▸ WRITTEN TASK
Retype the tail of the data exactly, starting at the line containing "Serialize everything readable" and stopping at the last line.

▸ GIVEN INFORMATION
## start

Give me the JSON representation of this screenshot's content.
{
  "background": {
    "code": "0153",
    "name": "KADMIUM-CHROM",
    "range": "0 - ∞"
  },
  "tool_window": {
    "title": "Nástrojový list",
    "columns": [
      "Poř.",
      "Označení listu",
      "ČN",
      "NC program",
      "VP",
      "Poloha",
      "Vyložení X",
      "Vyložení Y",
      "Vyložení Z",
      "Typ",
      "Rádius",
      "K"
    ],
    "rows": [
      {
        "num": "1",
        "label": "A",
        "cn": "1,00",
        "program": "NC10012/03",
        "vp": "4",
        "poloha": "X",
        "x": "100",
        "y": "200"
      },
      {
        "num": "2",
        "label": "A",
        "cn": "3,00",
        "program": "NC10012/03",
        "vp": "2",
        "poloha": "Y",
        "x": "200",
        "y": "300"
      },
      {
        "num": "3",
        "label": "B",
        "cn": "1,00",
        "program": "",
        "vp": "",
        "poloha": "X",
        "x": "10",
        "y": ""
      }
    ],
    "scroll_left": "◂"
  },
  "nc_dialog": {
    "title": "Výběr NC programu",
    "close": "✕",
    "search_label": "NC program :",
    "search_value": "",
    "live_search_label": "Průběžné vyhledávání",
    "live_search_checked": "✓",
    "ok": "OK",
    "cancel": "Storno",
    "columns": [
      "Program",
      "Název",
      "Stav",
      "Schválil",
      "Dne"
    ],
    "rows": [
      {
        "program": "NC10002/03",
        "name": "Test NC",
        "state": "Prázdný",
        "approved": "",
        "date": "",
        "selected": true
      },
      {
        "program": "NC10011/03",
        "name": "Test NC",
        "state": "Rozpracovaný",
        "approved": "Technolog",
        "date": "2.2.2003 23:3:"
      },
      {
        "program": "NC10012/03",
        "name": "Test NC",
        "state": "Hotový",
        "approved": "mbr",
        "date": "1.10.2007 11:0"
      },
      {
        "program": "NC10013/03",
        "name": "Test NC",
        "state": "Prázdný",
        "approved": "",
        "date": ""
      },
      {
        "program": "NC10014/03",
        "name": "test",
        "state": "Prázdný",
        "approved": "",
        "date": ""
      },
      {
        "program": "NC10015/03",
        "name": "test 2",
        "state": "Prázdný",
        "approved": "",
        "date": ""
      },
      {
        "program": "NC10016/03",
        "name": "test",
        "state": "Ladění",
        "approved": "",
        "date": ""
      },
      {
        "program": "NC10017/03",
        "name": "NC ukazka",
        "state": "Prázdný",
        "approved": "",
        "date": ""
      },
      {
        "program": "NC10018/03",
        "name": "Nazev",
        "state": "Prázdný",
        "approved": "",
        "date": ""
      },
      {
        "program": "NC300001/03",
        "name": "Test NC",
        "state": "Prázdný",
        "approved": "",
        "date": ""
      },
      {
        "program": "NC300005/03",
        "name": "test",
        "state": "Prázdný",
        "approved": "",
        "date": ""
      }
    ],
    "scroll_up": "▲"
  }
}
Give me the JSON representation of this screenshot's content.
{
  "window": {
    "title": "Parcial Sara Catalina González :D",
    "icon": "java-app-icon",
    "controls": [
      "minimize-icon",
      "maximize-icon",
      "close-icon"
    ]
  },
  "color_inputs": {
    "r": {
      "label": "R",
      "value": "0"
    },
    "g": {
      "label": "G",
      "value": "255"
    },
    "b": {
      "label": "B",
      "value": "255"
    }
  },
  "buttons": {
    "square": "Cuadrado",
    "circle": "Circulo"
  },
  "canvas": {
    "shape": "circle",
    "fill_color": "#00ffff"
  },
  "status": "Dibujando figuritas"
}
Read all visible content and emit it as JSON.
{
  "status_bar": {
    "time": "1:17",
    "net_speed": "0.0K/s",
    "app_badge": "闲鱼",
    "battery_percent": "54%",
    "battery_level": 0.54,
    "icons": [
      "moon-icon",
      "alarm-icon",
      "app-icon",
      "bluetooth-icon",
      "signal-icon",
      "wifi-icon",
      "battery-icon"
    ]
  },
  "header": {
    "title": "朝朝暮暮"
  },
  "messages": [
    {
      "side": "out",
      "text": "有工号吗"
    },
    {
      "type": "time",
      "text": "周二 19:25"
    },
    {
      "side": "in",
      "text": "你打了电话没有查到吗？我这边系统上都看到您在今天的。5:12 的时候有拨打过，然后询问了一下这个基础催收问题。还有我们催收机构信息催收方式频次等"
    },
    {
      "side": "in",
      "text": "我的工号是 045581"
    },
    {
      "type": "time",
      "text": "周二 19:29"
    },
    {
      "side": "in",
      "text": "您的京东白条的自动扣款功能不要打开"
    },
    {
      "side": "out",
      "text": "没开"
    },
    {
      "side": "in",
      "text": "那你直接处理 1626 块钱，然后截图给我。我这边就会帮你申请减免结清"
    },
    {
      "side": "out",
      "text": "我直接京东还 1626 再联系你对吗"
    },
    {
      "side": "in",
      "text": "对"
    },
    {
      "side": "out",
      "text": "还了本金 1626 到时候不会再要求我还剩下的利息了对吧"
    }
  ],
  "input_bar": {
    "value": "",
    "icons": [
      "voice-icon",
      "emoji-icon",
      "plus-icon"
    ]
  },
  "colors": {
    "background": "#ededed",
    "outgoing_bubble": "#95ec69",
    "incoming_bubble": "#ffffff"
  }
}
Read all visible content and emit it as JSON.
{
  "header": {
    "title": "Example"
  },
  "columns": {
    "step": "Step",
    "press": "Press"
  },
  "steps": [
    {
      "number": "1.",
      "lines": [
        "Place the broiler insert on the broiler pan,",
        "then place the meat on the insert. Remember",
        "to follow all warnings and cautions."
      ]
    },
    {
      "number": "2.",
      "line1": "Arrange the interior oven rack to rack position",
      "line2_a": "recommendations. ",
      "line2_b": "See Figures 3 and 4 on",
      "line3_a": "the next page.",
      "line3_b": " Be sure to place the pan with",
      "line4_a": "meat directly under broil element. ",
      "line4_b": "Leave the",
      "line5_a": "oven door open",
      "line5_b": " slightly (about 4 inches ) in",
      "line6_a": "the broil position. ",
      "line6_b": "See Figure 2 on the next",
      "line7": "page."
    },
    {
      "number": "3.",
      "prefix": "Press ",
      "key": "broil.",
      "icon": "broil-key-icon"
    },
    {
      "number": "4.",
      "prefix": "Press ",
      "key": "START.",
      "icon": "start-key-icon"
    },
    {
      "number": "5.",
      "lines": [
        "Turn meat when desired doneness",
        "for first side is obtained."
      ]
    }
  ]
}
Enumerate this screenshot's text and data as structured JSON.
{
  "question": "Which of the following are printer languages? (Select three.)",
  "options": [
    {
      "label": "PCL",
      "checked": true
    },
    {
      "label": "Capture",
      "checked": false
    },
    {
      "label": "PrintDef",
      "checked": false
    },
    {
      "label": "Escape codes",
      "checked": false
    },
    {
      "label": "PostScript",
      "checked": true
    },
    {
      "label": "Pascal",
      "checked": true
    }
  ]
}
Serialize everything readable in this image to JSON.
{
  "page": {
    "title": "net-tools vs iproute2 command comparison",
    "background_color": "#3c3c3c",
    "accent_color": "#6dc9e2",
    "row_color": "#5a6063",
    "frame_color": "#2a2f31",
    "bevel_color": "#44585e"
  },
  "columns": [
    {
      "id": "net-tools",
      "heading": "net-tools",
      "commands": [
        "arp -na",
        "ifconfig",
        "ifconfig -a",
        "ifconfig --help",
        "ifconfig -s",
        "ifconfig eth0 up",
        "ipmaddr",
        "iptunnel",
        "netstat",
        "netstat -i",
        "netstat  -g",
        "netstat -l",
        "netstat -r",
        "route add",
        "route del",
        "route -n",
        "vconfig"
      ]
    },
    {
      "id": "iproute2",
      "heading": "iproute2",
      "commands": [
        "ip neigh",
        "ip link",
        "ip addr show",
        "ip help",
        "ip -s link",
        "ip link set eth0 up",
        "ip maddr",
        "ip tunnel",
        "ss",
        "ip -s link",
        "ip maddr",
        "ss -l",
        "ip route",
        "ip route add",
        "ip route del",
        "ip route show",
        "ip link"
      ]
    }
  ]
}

## end

▸ RESPONSE BELOW
Serialize everything readable in this image to JSON.
{
  "page": {
    "title": "net-tools vs iproute2 command comparison",
    "background_color": "#3c3c3c",
    "accent_color": "#6dc9e2",
    "row_color": "#5a6063",
    "frame_color": "#2a2f31",
    "bevel_color": "#44585e"
  },
  "columns": [
    {
      "id": "net-tools",
      "heading": "net-tools",
      "commands": [
        "arp -na",
        "ifconfig",
        "ifconfig -a",
        "ifconfig --help",
        "ifconfig -s",
        "ifconfig eth0 up",
        "ipmaddr",
        "iptunnel",
        "netstat",
        "netstat -i",
        "netstat  -g",
        "netstat -l",
        "netstat -r",
        "route add",
        "route del",
        "route -n",
        "vconfig"
      ]
    },
    {
      "id": "iproute2",
      "heading": "iproute2",
      "commands": [
        "ip neigh",
        "ip link",
        "ip addr show",
        "ip help",
        "ip -s link",
        "ip link set eth0 up",
        "ip maddr",
        "ip tunnel",
        "ss",
        "ip -s link",
        "ip maddr",
        "ss -l",
        "ip route",
        "ip route add",
        "ip route del",
        "ip route show",
        "ip link"
      ]
    }
  ]
}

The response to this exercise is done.